▶ _Required task_
Rewrite the lines from the start of the records through the line containing "section-heading: 二、完善公司非破产清算制度的具体措施。: [184, 1257, 718, 1288]", switching "bbox" to "bounding box" and leaving everything else unchanged.

-- start Dataset records --

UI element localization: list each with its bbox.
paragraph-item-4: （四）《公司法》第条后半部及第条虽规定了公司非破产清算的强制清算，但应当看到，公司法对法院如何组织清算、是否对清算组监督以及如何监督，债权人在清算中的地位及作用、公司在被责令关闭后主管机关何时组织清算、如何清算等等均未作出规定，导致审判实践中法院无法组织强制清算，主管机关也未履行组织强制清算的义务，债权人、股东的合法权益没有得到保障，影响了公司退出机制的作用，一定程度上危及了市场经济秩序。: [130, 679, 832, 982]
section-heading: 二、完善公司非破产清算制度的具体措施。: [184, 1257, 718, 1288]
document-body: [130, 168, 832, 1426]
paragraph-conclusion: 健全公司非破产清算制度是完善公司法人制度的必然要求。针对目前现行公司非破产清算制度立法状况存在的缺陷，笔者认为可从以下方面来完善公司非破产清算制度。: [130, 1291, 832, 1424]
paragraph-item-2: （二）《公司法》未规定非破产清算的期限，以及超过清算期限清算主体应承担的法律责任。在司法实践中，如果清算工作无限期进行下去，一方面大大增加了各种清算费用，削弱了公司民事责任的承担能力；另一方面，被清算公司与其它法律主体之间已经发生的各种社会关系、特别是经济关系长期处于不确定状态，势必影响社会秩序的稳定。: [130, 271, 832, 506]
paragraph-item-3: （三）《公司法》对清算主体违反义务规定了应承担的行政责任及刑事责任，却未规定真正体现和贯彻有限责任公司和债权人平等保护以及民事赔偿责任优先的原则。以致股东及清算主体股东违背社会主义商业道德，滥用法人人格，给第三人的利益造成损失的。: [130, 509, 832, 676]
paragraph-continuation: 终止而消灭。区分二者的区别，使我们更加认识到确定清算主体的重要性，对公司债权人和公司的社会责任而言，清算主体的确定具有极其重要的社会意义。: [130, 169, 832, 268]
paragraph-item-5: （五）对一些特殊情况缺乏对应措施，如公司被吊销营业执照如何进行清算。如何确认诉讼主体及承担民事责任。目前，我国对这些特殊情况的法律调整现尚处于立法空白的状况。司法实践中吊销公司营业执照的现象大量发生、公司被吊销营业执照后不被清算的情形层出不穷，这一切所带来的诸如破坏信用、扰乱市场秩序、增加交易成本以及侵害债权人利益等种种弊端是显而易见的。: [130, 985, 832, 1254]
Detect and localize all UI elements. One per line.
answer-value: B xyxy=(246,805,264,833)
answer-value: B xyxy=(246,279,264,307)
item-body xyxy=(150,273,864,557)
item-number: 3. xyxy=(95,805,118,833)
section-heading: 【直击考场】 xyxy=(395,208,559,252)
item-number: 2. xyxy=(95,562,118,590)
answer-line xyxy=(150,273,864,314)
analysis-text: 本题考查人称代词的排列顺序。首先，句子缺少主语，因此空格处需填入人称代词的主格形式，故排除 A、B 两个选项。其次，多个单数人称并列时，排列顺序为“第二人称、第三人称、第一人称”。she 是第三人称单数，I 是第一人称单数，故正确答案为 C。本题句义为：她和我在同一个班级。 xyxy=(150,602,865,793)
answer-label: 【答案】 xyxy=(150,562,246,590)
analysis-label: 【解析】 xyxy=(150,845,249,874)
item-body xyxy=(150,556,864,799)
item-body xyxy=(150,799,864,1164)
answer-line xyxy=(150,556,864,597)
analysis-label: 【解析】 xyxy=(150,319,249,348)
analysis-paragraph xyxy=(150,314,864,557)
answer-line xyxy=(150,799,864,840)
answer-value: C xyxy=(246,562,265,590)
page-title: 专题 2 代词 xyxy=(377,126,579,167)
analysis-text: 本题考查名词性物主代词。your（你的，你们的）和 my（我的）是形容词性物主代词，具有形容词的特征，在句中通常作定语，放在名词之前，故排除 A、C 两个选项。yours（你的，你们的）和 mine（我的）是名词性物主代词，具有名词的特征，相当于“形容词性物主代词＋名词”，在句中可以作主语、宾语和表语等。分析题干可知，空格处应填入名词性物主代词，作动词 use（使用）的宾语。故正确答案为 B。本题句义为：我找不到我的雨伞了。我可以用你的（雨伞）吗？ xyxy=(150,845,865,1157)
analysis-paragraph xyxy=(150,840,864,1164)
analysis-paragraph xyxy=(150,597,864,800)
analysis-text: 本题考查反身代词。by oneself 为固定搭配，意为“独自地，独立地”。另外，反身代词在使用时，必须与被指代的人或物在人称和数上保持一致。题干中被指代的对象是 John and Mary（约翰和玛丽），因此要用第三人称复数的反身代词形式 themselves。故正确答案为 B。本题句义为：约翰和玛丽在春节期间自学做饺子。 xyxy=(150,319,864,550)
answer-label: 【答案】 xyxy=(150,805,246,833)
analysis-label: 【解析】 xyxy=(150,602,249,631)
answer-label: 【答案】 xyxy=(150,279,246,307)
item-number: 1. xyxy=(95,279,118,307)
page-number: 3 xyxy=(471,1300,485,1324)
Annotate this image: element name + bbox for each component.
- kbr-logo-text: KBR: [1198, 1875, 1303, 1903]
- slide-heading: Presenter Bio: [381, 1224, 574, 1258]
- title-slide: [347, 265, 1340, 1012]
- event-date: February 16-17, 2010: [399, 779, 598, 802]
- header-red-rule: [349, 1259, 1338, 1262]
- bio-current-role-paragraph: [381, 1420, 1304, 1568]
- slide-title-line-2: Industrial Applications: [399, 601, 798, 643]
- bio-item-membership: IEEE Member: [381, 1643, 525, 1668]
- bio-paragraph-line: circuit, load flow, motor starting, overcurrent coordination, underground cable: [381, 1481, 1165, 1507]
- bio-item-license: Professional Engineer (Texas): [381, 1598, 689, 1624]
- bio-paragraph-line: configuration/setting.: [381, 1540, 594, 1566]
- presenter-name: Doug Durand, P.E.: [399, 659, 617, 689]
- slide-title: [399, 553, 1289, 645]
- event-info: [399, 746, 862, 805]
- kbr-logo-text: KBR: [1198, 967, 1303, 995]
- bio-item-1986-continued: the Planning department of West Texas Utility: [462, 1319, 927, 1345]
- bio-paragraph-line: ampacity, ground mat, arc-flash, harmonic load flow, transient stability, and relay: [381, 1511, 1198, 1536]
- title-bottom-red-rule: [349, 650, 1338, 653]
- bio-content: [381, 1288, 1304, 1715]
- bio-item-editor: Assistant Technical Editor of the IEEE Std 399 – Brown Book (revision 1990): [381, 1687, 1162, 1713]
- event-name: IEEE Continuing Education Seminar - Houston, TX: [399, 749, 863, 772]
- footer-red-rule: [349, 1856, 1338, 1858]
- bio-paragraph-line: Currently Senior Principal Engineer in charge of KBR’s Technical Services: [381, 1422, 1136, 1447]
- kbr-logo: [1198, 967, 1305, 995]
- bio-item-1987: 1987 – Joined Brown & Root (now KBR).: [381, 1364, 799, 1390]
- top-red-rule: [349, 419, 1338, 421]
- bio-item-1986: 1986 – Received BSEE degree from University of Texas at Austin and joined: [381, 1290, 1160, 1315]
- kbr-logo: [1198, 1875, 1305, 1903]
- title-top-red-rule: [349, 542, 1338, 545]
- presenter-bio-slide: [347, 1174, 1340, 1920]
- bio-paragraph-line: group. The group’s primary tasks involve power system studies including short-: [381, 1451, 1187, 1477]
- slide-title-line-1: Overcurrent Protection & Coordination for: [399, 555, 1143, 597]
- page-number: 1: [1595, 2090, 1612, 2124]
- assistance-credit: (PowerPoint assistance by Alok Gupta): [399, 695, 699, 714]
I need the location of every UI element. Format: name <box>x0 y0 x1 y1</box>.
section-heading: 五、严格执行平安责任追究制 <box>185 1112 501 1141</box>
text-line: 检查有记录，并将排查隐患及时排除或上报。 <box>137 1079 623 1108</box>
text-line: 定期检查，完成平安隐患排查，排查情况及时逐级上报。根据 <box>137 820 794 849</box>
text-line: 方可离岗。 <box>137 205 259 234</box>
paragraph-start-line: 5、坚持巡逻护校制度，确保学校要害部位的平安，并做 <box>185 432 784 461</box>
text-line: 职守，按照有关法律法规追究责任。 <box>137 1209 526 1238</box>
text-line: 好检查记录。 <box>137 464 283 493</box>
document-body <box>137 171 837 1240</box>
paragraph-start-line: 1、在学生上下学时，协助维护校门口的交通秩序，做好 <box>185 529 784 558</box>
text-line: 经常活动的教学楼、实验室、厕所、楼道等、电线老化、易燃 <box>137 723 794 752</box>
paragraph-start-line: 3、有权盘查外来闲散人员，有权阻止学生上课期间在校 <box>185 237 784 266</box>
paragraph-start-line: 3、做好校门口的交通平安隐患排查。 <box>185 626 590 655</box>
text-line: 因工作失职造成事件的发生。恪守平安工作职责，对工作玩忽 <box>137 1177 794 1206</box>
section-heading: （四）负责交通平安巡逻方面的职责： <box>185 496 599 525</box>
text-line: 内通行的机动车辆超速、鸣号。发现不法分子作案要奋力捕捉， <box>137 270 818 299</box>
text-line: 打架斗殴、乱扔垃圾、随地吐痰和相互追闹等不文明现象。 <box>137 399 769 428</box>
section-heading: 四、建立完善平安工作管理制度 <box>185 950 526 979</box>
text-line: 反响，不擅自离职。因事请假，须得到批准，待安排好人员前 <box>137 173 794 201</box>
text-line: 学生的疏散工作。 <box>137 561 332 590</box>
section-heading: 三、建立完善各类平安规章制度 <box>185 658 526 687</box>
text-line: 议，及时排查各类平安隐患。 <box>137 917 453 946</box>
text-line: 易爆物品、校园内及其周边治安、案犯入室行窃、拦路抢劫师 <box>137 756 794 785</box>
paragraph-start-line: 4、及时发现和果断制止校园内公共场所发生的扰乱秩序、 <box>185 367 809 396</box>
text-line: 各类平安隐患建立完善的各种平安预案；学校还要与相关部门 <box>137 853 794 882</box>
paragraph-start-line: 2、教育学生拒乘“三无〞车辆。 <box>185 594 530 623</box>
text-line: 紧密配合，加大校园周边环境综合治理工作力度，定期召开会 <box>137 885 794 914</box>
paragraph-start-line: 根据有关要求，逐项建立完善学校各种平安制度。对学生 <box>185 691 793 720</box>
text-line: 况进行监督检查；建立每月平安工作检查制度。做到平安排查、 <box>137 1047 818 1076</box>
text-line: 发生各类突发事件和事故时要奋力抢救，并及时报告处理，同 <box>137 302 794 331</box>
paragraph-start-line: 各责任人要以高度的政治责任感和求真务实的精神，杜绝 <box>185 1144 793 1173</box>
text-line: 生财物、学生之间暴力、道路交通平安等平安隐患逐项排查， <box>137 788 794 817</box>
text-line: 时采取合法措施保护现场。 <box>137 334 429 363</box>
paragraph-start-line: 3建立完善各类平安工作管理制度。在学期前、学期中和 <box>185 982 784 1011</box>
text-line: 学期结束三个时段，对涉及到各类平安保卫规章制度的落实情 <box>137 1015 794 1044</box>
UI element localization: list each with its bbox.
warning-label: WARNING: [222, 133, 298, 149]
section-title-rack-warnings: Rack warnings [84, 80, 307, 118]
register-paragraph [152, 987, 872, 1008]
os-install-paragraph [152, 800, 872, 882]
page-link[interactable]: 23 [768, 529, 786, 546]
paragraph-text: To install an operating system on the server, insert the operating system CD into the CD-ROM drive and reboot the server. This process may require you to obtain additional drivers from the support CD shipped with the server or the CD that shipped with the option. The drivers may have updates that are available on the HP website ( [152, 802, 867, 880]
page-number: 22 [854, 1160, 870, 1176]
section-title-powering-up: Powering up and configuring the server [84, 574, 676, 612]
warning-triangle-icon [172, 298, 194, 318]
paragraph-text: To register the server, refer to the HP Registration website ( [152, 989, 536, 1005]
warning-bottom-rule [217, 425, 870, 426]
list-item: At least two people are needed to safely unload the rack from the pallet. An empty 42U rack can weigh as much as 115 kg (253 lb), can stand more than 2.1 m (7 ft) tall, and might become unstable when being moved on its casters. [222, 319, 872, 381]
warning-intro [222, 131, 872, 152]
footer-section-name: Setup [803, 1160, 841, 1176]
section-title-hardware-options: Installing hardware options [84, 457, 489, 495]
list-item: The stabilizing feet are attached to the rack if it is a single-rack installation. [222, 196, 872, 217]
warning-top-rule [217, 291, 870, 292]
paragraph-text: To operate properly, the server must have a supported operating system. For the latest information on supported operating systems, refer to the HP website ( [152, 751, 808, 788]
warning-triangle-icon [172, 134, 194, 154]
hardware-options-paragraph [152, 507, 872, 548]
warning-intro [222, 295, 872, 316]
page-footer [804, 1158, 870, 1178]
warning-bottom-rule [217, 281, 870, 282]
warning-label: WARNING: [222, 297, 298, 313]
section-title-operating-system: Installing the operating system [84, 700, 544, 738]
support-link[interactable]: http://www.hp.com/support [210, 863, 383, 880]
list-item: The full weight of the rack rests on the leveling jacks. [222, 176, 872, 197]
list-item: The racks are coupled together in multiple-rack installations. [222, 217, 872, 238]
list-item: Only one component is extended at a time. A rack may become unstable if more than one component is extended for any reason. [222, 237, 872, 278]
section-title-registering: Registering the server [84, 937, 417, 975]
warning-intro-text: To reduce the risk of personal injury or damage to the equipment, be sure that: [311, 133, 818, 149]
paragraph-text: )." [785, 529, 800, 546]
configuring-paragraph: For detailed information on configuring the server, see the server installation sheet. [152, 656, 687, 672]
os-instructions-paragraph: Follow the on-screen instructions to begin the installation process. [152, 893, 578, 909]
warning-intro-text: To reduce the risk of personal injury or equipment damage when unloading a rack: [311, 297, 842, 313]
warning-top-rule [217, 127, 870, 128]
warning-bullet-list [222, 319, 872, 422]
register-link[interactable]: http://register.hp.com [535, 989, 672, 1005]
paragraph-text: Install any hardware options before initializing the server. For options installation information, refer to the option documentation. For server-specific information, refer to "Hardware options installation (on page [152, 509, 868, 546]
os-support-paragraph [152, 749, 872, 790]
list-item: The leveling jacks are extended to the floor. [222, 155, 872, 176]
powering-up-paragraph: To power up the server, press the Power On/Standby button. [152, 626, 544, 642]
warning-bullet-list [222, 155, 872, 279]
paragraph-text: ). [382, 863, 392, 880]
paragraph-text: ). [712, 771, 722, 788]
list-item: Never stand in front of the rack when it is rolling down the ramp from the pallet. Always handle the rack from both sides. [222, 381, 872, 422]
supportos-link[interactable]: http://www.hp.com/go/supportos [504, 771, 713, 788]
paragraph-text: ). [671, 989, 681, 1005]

-- end Dataset records --

▶ _Written reply_
UI element localization: list each with its bounding box.
paragraph-item-4: （四）《公司法》第条后半部及第条虽规定了公司非破产清算的强制清算，但应当看到，公司法对法院如何组织清算、是否对清算组监督以及如何监督，债权人在清算中的地位及作用、公司在被责令关闭后主管机关何时组织清算、如何清算等等均未作出规定，导致审判实践中法院无法组织强制清算，主管机关也未履行组织强制清算的义务，债权人、股东的合法权益没有得到保障，影响了公司退出机制的作用，一定程度上危及了市场经济秩序。: [130, 679, 832, 982]
section-heading: 二、完善公司非破产清算制度的具体措施。: [184, 1257, 718, 1288]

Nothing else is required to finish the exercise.